## Instruction
Review the material line by line. Identify and copy every line that contains the string "text".

Stored data entries:
━━━━━━
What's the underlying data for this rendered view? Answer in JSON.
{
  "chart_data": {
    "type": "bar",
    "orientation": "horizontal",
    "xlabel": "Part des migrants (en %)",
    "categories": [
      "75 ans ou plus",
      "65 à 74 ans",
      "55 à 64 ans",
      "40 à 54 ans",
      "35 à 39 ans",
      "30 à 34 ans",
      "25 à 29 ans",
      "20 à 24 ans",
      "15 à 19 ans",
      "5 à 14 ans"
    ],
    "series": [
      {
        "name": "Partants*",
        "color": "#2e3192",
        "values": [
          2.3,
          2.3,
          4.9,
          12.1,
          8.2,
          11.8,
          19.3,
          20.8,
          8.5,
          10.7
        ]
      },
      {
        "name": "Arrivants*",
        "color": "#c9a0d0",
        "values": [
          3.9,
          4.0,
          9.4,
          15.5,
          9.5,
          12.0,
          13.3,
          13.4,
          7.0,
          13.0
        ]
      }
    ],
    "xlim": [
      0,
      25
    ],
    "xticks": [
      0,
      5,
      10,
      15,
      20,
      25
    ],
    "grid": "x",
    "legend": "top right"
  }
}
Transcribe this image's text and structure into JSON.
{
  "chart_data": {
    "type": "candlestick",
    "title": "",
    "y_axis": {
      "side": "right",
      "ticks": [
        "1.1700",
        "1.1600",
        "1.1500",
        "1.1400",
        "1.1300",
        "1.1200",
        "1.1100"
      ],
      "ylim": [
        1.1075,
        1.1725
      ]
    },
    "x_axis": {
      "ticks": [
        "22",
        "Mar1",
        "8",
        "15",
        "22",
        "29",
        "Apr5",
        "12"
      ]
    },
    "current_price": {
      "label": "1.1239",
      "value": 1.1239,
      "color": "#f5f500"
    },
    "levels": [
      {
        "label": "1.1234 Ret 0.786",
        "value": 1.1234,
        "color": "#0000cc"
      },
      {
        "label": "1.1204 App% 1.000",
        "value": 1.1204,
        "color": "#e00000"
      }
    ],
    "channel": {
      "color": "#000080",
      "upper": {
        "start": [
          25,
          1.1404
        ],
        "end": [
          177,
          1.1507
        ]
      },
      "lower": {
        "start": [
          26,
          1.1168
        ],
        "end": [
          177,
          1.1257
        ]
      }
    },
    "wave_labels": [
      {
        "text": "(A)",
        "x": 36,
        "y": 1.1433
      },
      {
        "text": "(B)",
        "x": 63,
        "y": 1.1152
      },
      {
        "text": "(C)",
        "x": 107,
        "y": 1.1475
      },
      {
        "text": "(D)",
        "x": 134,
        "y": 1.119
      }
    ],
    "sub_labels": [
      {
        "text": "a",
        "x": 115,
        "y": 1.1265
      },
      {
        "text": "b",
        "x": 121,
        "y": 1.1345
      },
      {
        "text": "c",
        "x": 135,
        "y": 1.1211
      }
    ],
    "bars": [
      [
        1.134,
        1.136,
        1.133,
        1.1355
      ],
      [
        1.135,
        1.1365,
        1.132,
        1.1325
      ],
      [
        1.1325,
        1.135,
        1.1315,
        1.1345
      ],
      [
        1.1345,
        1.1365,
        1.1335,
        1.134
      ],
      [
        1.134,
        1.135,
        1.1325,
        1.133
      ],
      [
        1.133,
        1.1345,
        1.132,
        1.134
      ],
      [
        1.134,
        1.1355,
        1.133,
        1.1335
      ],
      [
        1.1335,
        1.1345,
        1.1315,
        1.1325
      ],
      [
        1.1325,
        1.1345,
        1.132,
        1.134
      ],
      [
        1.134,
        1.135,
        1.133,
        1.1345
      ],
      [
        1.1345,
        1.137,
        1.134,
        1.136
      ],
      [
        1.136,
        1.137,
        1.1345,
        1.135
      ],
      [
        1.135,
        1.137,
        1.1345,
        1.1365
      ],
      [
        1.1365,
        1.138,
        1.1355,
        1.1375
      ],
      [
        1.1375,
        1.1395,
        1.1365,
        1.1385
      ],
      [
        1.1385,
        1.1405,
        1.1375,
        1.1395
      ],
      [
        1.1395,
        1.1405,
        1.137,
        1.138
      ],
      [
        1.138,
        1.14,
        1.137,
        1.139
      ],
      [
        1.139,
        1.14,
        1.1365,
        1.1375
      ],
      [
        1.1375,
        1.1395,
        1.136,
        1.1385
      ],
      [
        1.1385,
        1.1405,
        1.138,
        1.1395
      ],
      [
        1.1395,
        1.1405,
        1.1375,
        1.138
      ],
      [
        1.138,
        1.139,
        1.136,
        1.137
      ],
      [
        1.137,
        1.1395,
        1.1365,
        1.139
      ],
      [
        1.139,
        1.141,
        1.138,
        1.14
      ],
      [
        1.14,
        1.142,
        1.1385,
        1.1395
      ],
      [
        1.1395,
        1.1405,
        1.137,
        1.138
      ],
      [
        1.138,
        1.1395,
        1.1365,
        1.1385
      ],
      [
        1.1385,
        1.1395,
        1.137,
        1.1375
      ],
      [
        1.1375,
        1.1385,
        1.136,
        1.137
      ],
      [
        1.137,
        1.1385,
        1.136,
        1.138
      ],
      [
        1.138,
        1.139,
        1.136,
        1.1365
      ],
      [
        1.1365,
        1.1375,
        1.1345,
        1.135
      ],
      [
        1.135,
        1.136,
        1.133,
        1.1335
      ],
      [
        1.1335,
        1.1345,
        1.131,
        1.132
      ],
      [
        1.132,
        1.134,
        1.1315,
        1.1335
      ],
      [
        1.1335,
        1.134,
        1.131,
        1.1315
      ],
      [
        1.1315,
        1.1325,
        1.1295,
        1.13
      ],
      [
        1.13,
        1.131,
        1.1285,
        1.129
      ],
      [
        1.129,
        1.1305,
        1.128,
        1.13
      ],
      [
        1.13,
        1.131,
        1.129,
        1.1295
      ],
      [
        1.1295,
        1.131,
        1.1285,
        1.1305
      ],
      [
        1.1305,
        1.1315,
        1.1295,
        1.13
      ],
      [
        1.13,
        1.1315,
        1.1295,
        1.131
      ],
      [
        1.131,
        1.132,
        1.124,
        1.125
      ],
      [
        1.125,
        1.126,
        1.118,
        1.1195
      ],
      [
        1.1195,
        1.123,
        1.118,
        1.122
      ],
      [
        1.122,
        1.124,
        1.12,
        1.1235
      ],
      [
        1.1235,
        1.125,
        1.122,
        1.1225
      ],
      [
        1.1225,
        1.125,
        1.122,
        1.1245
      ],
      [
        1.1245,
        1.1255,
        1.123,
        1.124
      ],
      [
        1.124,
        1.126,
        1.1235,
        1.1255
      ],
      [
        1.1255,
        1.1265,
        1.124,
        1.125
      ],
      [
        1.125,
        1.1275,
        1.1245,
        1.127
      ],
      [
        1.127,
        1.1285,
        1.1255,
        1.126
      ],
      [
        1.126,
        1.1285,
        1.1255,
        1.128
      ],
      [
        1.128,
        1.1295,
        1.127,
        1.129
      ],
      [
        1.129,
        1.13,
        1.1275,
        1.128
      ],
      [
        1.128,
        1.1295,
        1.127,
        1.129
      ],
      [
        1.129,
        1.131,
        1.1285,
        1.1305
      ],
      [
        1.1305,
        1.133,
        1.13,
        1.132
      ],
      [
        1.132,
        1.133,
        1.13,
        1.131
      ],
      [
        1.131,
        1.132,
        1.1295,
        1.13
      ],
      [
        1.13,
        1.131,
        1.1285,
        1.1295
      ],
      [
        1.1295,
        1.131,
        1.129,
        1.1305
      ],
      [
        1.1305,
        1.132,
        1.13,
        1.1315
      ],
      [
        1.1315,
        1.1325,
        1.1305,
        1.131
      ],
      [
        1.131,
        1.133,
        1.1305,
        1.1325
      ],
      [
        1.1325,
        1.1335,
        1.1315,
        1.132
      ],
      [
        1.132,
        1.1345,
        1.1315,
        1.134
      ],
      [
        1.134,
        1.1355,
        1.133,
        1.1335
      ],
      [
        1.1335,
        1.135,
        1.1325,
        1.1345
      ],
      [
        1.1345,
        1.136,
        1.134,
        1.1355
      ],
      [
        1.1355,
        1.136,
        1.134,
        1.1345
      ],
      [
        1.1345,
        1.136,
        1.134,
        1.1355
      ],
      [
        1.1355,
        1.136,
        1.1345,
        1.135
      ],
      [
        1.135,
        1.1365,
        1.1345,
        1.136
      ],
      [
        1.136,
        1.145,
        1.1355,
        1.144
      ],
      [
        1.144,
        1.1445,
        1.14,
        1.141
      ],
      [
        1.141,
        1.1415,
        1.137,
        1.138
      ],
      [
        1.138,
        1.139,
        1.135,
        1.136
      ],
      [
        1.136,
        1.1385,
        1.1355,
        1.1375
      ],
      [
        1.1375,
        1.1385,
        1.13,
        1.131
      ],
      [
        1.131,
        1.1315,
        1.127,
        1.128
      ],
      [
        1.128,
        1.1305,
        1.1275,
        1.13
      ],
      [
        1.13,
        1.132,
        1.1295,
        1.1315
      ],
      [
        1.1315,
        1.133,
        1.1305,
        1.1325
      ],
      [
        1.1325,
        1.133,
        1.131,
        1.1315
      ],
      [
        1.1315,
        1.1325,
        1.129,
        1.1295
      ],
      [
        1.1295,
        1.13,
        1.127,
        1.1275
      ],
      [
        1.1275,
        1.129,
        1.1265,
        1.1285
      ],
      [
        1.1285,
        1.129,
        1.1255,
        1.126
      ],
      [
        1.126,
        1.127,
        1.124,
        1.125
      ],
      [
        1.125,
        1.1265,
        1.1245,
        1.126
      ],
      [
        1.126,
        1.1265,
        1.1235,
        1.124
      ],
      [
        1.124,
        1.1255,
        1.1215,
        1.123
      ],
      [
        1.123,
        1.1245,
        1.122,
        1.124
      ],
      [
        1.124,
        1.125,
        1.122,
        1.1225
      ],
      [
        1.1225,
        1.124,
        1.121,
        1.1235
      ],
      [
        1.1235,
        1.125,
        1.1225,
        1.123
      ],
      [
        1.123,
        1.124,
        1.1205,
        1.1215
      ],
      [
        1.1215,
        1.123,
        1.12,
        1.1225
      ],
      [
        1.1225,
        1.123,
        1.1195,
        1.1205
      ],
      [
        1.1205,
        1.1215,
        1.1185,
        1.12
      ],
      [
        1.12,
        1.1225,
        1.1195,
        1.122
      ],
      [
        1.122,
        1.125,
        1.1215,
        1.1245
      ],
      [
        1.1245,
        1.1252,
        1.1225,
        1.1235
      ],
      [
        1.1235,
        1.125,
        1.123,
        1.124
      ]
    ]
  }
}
━━━━━━
## Full output
Transcribe this image's text and structure into JSON.
        "text": "(A)",
        "text": "(B)",
        "text": "(C)",
        "text": "(D)",
        "text": "a",
        "text": "b",
        "text": "c",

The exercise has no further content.